▶ [Description of the task]
Could you write out the records below exactly as they appear, leaving out any pictures?

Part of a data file

● ● ● ● ●

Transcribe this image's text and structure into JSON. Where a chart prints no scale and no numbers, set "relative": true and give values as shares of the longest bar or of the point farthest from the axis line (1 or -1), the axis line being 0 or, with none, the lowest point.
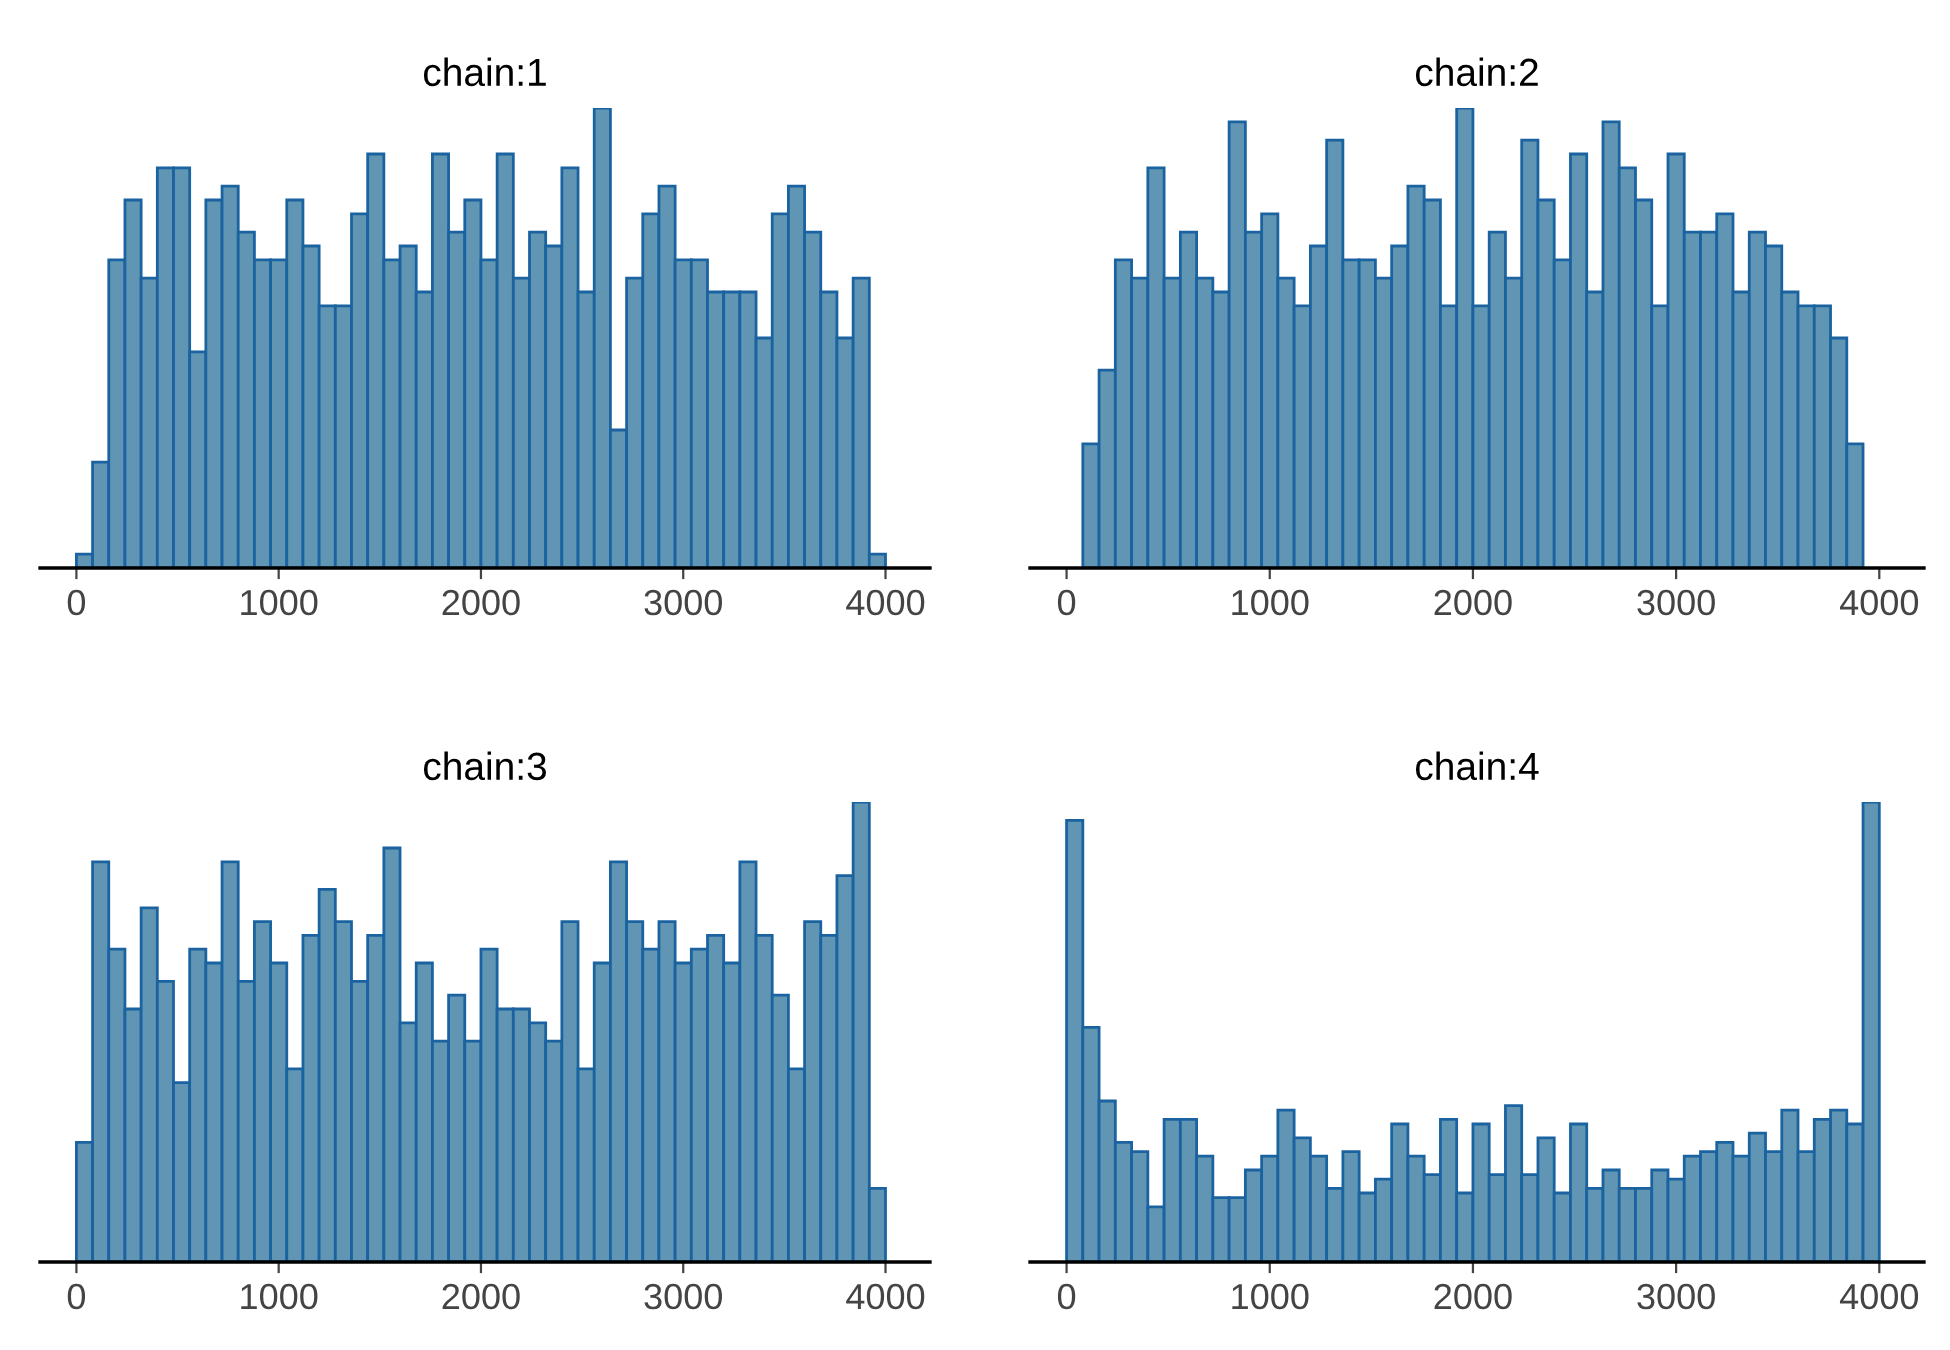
{
  "chart_data": [
    {
      "type": "bar",
      "title": "chain:1",
      "relative": true,
      "color": "#6096b3",
      "xlim": [
        -180,
        4220
      ],
      "xticks": [
        0,
        1000,
        2000,
        3000,
        4000
      ],
      "x": [
        40,
        120,
        200,
        280,
        360,
        440,
        520,
        600,
        680,
        760,
        840,
        920,
        1000,
        1080,
        1160,
        1240,
        1320,
        1400,
        1480,
        1560,
        1640,
        1720,
        1800,
        1880,
        1960,
        2040,
        2120,
        2200,
        2280,
        2360,
        2440,
        2520,
        2600,
        2680,
        2760,
        2840,
        2920,
        3000,
        3080,
        3160,
        3240,
        3320,
        3400,
        3480,
        3560,
        3640,
        3720,
        3800,
        3880,
        3960
      ],
      "values": [
        0.03,
        0.23,
        0.67,
        0.8,
        0.63,
        0.87,
        0.87,
        0.47,
        0.8,
        0.83,
        0.73,
        0.67,
        0.67,
        0.8,
        0.7,
        0.57,
        0.57,
        0.77,
        0.9,
        0.67,
        0.7,
        0.6,
        0.9,
        0.73,
        0.8,
        0.67,
        0.9,
        0.63,
        0.73,
        0.7,
        0.87,
        0.6,
        1,
        0.3,
        0.63,
        0.77,
        0.83,
        0.67,
        0.67,
        0.6,
        0.6,
        0.6,
        0.5,
        0.77,
        0.83,
        0.73,
        0.6,
        0.5,
        0.63,
        0.03
      ]
    },
    {
      "type": "bar",
      "title": "chain:2",
      "relative": true,
      "color": "#6096b3",
      "xlim": [
        -180,
        4220
      ],
      "xticks": [
        0,
        1000,
        2000,
        3000,
        4000
      ],
      "x": [
        40,
        120,
        200,
        280,
        360,
        440,
        520,
        600,
        680,
        760,
        840,
        920,
        1000,
        1080,
        1160,
        1240,
        1320,
        1400,
        1480,
        1560,
        1640,
        1720,
        1800,
        1880,
        1960,
        2040,
        2120,
        2200,
        2280,
        2360,
        2440,
        2520,
        2600,
        2680,
        2760,
        2840,
        2920,
        3000,
        3080,
        3160,
        3240,
        3320,
        3400,
        3480,
        3560,
        3640,
        3720,
        3800,
        3880,
        3960
      ],
      "values": [
        0,
        0.27,
        0.43,
        0.67,
        0.63,
        0.87,
        0.63,
        0.73,
        0.63,
        0.6,
        0.97,
        0.73,
        0.77,
        0.63,
        0.57,
        0.7,
        0.93,
        0.67,
        0.67,
        0.63,
        0.7,
        0.83,
        0.8,
        0.57,
        1,
        0.57,
        0.73,
        0.63,
        0.93,
        0.8,
        0.67,
        0.9,
        0.6,
        0.97,
        0.87,
        0.8,
        0.57,
        0.9,
        0.73,
        0.73,
        0.77,
        0.6,
        0.73,
        0.7,
        0.6,
        0.57,
        0.57,
        0.5,
        0.27,
        0
      ]
    },
    {
      "type": "bar",
      "title": "chain:3",
      "relative": true,
      "color": "#6096b3",
      "xlim": [
        -180,
        4220
      ],
      "xticks": [
        0,
        1000,
        2000,
        3000,
        4000
      ],
      "x": [
        40,
        120,
        200,
        280,
        360,
        440,
        520,
        600,
        680,
        760,
        840,
        920,
        1000,
        1080,
        1160,
        1240,
        1320,
        1400,
        1480,
        1560,
        1640,
        1720,
        1800,
        1880,
        1960,
        2040,
        2120,
        2200,
        2280,
        2360,
        2440,
        2520,
        2600,
        2680,
        2760,
        2840,
        2920,
        3000,
        3080,
        3160,
        3240,
        3320,
        3400,
        3480,
        3560,
        3640,
        3720,
        3800,
        3880,
        3960
      ],
      "values": [
        0.26,
        0.87,
        0.68,
        0.55,
        0.77,
        0.61,
        0.39,
        0.68,
        0.65,
        0.87,
        0.61,
        0.74,
        0.65,
        0.42,
        0.71,
        0.81,
        0.74,
        0.61,
        0.71,
        0.9,
        0.52,
        0.65,
        0.48,
        0.58,
        0.48,
        0.68,
        0.55,
        0.55,
        0.52,
        0.48,
        0.74,
        0.42,
        0.65,
        0.87,
        0.74,
        0.68,
        0.74,
        0.65,
        0.68,
        0.71,
        0.65,
        0.87,
        0.71,
        0.58,
        0.42,
        0.74,
        0.71,
        0.84,
        1,
        0.16
      ]
    },
    {
      "type": "bar",
      "title": "chain:4",
      "relative": true,
      "color": "#6096b3",
      "xlim": [
        -180,
        4220
      ],
      "xticks": [
        0,
        1000,
        2000,
        3000,
        4000
      ],
      "x": [
        40,
        120,
        200,
        280,
        360,
        440,
        520,
        600,
        680,
        760,
        840,
        920,
        1000,
        1080,
        1160,
        1240,
        1320,
        1400,
        1480,
        1560,
        1640,
        1720,
        1800,
        1880,
        1960,
        2040,
        2120,
        2200,
        2280,
        2360,
        2440,
        2520,
        2600,
        2680,
        2760,
        2840,
        2920,
        3000,
        3080,
        3160,
        3240,
        3320,
        3400,
        3480,
        3560,
        3640,
        3720,
        3800,
        3880,
        3960
      ],
      "values": [
        0.96,
        0.51,
        0.35,
        0.26,
        0.24,
        0.12,
        0.31,
        0.31,
        0.23,
        0.14,
        0.14,
        0.2,
        0.23,
        0.33,
        0.27,
        0.23,
        0.16,
        0.24,
        0.15,
        0.18,
        0.3,
        0.23,
        0.19,
        0.31,
        0.15,
        0.3,
        0.19,
        0.34,
        0.19,
        0.27,
        0.15,
        0.3,
        0.16,
        0.2,
        0.16,
        0.16,
        0.2,
        0.18,
        0.23,
        0.24,
        0.26,
        0.23,
        0.28,
        0.24,
        0.33,
        0.24,
        0.31,
        0.33,
        0.3,
        1
      ]
    }
  ]
}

● ● ● ● ●

▶ [The answer]
Transcribe this image's text and structure into JSON. Where a chart prints no scale and no numbers, set "relative": true and give values as shares of the longest bar or of the point farthest from the axis line (1 or -1), the axis line being 0 or, with none, the lowest point.
{
  "chart_data": [
    {
      "type": "bar",
      "title": "chain:1",
      "relative": true,
      "color": "#6096b3",
      "xlim": [
        -180,
        4220
      ],
      "xticks": [
        0,
        1000,
        2000,
        3000,
        4000
      ],
      "x": [
        40,
        120,
        200,
        280,
        360,
        440,
        520,
        600,
        680,
        760,
        840,
        920,
        1000,
        1080,
        1160,
        1240,
        1320,
        1400,
        1480,
        1560,
        1640,
        1720,
        1800,
        1880,
        1960,
        2040,
        2120,
        2200,
        2280,
        2360,
        2440,
        2520,
        2600,
        2680,
        2760,
        2840,
        2920,
        3000,
        3080,
        3160,
        3240,
        3320,
        3400,
        3480,
        3560,
        3640,
        3720,
        3800,
        3880,
        3960
      ],
      "values": [
        0.03,
        0.23,
        0.67,
        0.8,
        0.63,
        0.87,
        0.87,
        0.47,
        0.8,
        0.83,
        0.73,
        0.67,
        0.67,
        0.8,
        0.7,
        0.57,
        0.57,
        0.77,
        0.9,
        0.67,
        0.7,
        0.6,
        0.9,
        0.73,
        0.8,
        0.67,
        0.9,
        0.63,
        0.73,
        0.7,
        0.87,
        0.6,
        1,
        0.3,
        0.63,
        0.77,
        0.83,
        0.67,
        0.67,
        0.6,
        0.6,
        0.6,
        0.5,
        0.77,
        0.83,
        0.73,
        0.6,
        0.5,
        0.63,
        0.03
      ]
    },
    {
      "type": "bar",
      "title": "chain:2",
      "relative": true,
      "color": "#6096b3",
      "xlim": [
        -180,
        4220
      ],
      "xticks": [
        0,
        1000,
        2000,
        3000,
        4000
      ],
      "x": [
        40,
        120,
        200,
        280,
        360,
        440,
        520,
        600,
        680,
        760,
        840,
        920,
        1000,
        1080,
        1160,
        1240,
        1320,
        1400,
        1480,
        1560,
        1640,
        1720,
        1800,
        1880,
        1960,
        2040,
        2120,
        2200,
        2280,
        2360,
        2440,
        2520,
        2600,
        2680,
        2760,
        2840,
        2920,
        3000,
        3080,
        3160,
        3240,
        3320,
        3400,
        3480,
        3560,
        3640,
        3720,
        3800,
        3880,
        3960
      ],
      "values": [
        0,
        0.27,
        0.43,
        0.67,
        0.63,
        0.87,
        0.63,
        0.73,
        0.63,
        0.6,
        0.97,
        0.73,
        0.77,
        0.63,
        0.57,
        0.7,
        0.93,
        0.67,
        0.67,
        0.63,
        0.7,
        0.83,
        0.8,
        0.57,
        1,
        0.57,
        0.73,
        0.63,
        0.93,
        0.8,
        0.67,
        0.9,
        0.6,
        0.97,
        0.87,
        0.8,
        0.57,
        0.9,
        0.73,
        0.73,
        0.77,
        0.6,
        0.73,
        0.7,
        0.6,
        0.57,
        0.57,
        0.5,
        0.27,
        0
      ]
    },
    {
      "type": "bar",
      "title": "chain:3",
      "relative": true,
      "color": "#6096b3",
      "xlim": [
        -180,
        4220
      ],
      "xticks": [
        0,
        1000,
        2000,
        3000,
        4000
      ],
      "x": [
        40,
        120,
        200,
        280,
        360,
        440,
        520,
        600,
        680,
        760,
        840,
        920,
        1000,
        1080,
        1160,
        1240,
        1320,
        1400,
        1480,
        1560,
        1640,
        1720,
        1800,
        1880,
        1960,
        2040,
        2120,
        2200,
        2280,
        2360,
        2440,
        2520,
        2600,
        2680,
        2760,
        2840,
        2920,
        3000,
        3080,
        3160,
        3240,
        3320,
        3400,
        3480,
        3560,
        3640,
        3720,
        3800,
        3880,
        3960
      ],
      "values": [
        0.26,
        0.87,
        0.68,
        0.55,
        0.77,
        0.61,
        0.39,
        0.68,
        0.65,
        0.87,
        0.61,
        0.74,
        0.65,
        0.42,
        0.71,
        0.81,
        0.74,
        0.61,
        0.71,
        0.9,
        0.52,
        0.65,
        0.48,
        0.58,
        0.48,
        0.68,
        0.55,
        0.55,
        0.52,
        0.48,
        0.74,
        0.42,
        0.65,
        0.87,
        0.74,
        0.68,
        0.74,
        0.65,
        0.68,
        0.71,
        0.65,
        0.87,
        0.71,
        0.58,
        0.42,
        0.74,
        0.71,
        0.84,
        1,
        0.16
      ]
    },
    {
      "type": "bar",
      "title": "chain:4",
      "relative": true,
      "color": "#6096b3",
      "xlim": [
        -180,
        4220
      ],
      "xticks": [
        0,
        1000,
        2000,
        3000,
        4000
      ],
      "x": [
        40,
        120,
        200,
        280,
        360,
        440,
        520,
        600,
        680,
        760,
        840,
        920,
        1000,
        1080,
        1160,
        1240,
        1320,
        1400,
        1480,
        1560,
        1640,
        1720,
        1800,
        1880,
        1960,
        2040,
        2120,
        2200,
        2280,
        2360,
        2440,
        2520,
        2600,
        2680,
        2760,
        2840,
        2920,
        3000,
        3080,
        3160,
        3240,
        3320,
        3400,
        3480,
        3560,
        3640,
        3720,
        3800,
        3880,
        3960
      ],
      "values": [
        0.96,
        0.51,
        0.35,
        0.26,
        0.24,
        0.12,
        0.31,
        0.31,
        0.23,
        0.14,
        0.14,
        0.2,
        0.23,
        0.33,
        0.27,
        0.23,
        0.16,
        0.24,
        0.15,
        0.18,
        0.3,
        0.23,
        0.19,
        0.31,
        0.15,
        0.3,
        0.19,
        0.34,
        0.19,
        0.27,
        0.15,
        0.3,
        0.16,
        0.2,
        0.16,
        0.16,
        0.2,
        0.18,
        0.23,
        0.24,
        0.26,
        0.23,
        0.28,
        0.24,
        0.33,
        0.24,
        0.31,
        0.33,
        0.3,
        1
      ]
    }
  ]
}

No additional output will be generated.